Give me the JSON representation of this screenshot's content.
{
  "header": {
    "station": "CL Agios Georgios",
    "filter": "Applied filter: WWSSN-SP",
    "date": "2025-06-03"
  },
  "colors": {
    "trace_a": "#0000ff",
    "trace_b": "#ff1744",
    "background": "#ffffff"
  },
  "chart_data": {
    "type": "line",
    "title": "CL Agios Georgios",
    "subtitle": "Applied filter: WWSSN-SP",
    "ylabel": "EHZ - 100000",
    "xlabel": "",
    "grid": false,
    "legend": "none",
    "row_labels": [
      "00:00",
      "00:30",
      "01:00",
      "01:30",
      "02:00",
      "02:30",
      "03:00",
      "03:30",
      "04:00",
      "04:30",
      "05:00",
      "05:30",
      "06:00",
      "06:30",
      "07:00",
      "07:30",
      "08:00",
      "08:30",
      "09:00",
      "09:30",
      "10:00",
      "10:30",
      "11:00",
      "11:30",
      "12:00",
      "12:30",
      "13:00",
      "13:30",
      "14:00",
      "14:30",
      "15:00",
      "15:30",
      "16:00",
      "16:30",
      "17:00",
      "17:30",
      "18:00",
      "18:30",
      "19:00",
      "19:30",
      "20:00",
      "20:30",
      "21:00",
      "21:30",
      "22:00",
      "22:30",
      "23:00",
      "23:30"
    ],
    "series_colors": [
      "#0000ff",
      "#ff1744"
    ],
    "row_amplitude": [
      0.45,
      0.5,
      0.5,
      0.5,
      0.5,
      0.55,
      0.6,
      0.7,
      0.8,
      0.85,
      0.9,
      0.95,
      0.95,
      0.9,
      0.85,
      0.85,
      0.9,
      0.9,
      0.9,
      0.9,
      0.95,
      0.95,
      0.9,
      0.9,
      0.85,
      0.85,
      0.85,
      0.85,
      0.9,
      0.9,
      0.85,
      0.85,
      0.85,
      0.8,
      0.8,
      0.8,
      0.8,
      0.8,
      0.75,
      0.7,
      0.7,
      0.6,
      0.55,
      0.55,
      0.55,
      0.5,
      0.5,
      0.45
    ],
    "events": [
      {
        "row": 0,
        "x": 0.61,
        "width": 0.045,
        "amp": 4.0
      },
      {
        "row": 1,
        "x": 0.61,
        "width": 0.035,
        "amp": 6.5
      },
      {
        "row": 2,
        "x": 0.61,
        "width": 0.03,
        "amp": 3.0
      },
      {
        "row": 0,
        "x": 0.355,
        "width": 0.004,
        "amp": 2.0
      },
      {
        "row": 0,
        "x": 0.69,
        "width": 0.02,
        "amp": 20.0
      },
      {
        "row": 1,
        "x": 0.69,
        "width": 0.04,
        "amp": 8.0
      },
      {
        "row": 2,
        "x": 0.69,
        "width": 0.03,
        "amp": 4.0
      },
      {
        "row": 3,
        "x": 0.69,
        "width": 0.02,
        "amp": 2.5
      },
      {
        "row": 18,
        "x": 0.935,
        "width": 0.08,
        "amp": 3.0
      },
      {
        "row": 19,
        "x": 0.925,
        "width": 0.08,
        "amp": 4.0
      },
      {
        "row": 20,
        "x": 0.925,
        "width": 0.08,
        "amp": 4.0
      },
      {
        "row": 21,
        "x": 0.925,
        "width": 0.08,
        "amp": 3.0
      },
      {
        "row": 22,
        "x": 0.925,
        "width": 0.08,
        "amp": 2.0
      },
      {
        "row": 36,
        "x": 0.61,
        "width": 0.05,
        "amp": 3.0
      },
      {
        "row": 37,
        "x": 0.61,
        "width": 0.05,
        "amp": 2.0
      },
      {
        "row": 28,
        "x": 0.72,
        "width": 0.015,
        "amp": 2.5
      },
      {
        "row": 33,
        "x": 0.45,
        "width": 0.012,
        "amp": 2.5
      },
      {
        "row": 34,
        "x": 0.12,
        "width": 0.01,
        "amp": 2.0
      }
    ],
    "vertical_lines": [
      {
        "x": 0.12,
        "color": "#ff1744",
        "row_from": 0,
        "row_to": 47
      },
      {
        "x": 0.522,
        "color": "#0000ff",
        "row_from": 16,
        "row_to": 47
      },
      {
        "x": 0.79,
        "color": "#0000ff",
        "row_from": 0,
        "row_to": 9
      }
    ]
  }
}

> [Short task]:
Extract, word for word, each line of the listing above.

> [Exercise solution]:
Give me the JSON representation of this screenshot's content.
{
  "header": {
    "station": "CL Agios Georgios",
    "filter": "Applied filter: WWSSN-SP",
    "date": "2025-06-03"
  },
  "colors": {
    "trace_a": "#0000ff",
    "trace_b": "#ff1744",
    "background": "#ffffff"
  },
  "chart_data": {
    "type": "line",
    "title": "CL Agios Georgios",
    "subtitle": "Applied filter: WWSSN-SP",
    "ylabel": "EHZ - 100000",
    "xlabel": "",
    "grid": false,
    "legend": "none",
    "row_labels": [
      "00:00",
      "00:30",
      "01:00",
      "01:30",
      "02:00",
      "02:30",
      "03:00",
      "03:30",
      "04:00",
      "04:30",
      "05:00",
      "05:30",
      "06:00",
      "06:30",
      "07:00",
      "07:30",
      "08:00",
      "08:30",
      "09:00",
      "09:30",
      "10:00",
      "10:30",
      "11:00",
      "11:30",
      "12:00",
      "12:30",
      "13:00",
      "13:30",
      "14:00",
      "14:30",
      "15:00",
      "15:30",
      "16:00",
      "16:30",
      "17:00",
      "17:30",
      "18:00",
      "18:30",
      "19:00",
      "19:30",
      "20:00",
      "20:30",
      "21:00",
      "21:30",
      "22:00",
      "22:30",
      "23:00",
      "23:30"
    ],
    "series_colors": [
      "#0000ff",
      "#ff1744"
    ],
    "row_amplitude": [
      0.45,
      0.5,
      0.5,
      0.5,
      0.5,
      0.55,
      0.6,
      0.7,
      0.8,
      0.85,
      0.9,
      0.95,
      0.95,
      0.9,
      0.85,
      0.85,
      0.9,
      0.9,
      0.9,
      0.9,
      0.95,
      0.95,
      0.9,
      0.9,
      0.85,
      0.85,
      0.85,
      0.85,
      0.9,
      0.9,
      0.85,
      0.85,
      0.85,
      0.8,
      0.8,
      0.8,
      0.8,
      0.8,
      0.75,
      0.7,
      0.7,
      0.6,
      0.55,
      0.55,
      0.55,
      0.5,
      0.5,
      0.45
    ],
    "events": [
      {
        "row": 0,
        "x": 0.61,
        "width": 0.045,
        "amp": 4.0
      },
      {
        "row": 1,
        "x": 0.61,
        "width": 0.035,
        "amp": 6.5
      },
      {
        "row": 2,
        "x": 0.61,
        "width": 0.03,
        "amp": 3.0
      },
      {
        "row": 0,
        "x": 0.355,
        "width": 0.004,
        "amp": 2.0
      },
      {
        "row": 0,
        "x": 0.69,
        "width": 0.02,
        "amp": 20.0
      },
      {
        "row": 1,
        "x": 0.69,
        "width": 0.04,
        "amp": 8.0
      },
      {
        "row": 2,
        "x": 0.69,
        "width": 0.03,
        "amp": 4.0
      },
      {
        "row": 3,
        "x": 0.69,
        "width": 0.02,
        "amp": 2.5
      },
      {
        "row": 18,
        "x": 0.935,
        "width": 0.08,
        "amp": 3.0
      },
      {
        "row": 19,
        "x": 0.925,
        "width": 0.08,
        "amp": 4.0
      },
      {
        "row": 20,
        "x": 0.925,
        "width": 0.08,
        "amp": 4.0
      },
      {
        "row": 21,
        "x": 0.925,
        "width": 0.08,
        "amp": 3.0
      },
      {
        "row": 22,
        "x": 0.925,
        "width": 0.08,
        "amp": 2.0
      },
      {
        "row": 36,
        "x": 0.61,
        "width": 0.05,
        "amp": 3.0
      },
      {
        "row": 37,
        "x": 0.61,
        "width": 0.05,
        "amp": 2.0
      },
      {
        "row": 28,
        "x": 0.72,
        "width": 0.015,
        "amp": 2.5
      },
      {
        "row": 33,
        "x": 0.45,
        "width": 0.012,
        "amp": 2.5
      },
      {
        "row": 34,
        "x": 0.12,
        "width": 0.01,
        "amp": 2.0
      }
    ],
    "vertical_lines": [
      {
        "x": 0.12,
        "color": "#ff1744",
        "row_from": 0,
        "row_to": 47
      },
      {
        "x": 0.522,
        "color": "#0000ff",
        "row_from": 16,
        "row_to": 47
      },
      {
        "x": 0.79,
        "color": "#0000ff",
        "row_from": 0,
        "row_to": 9
      }
    ]
  }
}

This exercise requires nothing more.